▼
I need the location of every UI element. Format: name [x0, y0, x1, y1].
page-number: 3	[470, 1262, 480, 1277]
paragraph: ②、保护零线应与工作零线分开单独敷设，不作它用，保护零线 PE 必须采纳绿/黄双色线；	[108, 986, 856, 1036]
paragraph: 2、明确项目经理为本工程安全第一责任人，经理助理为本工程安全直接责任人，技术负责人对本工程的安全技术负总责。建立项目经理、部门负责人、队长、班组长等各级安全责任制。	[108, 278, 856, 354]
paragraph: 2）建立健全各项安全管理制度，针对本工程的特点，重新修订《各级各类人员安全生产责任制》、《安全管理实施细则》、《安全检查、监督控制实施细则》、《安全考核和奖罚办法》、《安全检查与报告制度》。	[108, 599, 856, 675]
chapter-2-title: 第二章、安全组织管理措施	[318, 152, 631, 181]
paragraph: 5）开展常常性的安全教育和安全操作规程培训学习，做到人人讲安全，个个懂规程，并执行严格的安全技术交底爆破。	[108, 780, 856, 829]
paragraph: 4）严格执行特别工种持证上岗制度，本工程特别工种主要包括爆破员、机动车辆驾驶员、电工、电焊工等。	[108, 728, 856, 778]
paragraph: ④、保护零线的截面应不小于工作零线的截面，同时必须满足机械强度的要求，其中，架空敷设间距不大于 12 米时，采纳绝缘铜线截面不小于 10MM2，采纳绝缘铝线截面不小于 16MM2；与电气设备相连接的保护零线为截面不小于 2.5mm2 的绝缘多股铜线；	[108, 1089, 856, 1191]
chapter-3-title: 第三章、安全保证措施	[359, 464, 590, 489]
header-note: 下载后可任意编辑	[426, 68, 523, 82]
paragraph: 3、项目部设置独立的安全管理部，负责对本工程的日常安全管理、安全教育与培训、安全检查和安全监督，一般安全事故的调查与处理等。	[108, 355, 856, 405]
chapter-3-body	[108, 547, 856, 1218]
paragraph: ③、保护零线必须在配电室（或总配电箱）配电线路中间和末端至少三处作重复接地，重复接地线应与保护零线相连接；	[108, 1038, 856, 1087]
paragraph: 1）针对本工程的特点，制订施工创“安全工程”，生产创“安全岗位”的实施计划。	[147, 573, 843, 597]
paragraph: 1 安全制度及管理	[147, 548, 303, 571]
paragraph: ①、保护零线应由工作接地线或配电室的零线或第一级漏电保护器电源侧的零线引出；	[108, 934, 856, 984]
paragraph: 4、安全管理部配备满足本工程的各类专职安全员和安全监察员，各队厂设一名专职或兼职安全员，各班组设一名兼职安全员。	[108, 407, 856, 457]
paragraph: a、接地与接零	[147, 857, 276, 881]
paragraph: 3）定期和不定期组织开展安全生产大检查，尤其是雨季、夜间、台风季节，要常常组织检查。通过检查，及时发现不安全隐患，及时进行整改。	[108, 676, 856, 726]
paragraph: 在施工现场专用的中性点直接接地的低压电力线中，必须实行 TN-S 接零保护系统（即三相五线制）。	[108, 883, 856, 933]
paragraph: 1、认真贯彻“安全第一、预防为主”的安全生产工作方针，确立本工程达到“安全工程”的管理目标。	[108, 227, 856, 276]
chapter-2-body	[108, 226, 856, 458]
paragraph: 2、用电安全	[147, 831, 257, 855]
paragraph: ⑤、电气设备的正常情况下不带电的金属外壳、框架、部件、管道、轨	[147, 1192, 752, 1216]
▲
Extract each line of the material above that contains the string "针对本工程的特点".

paragraph: 2）建立健全各项安全管理制度，针对本工程的特点，重新修订《各级各类人员安全生产责任制》、《安全管理实施细则》、《安全检查、监督控制实施细则》、《安全考核和奖罚办法》、《安全检查与报告制度》。	[108, 599, 856, 675]
paragraph: 1）针对本工程的特点，制订施工创“安全工程”，生产创“安全岗位”的实施计划。	[147, 573, 843, 597]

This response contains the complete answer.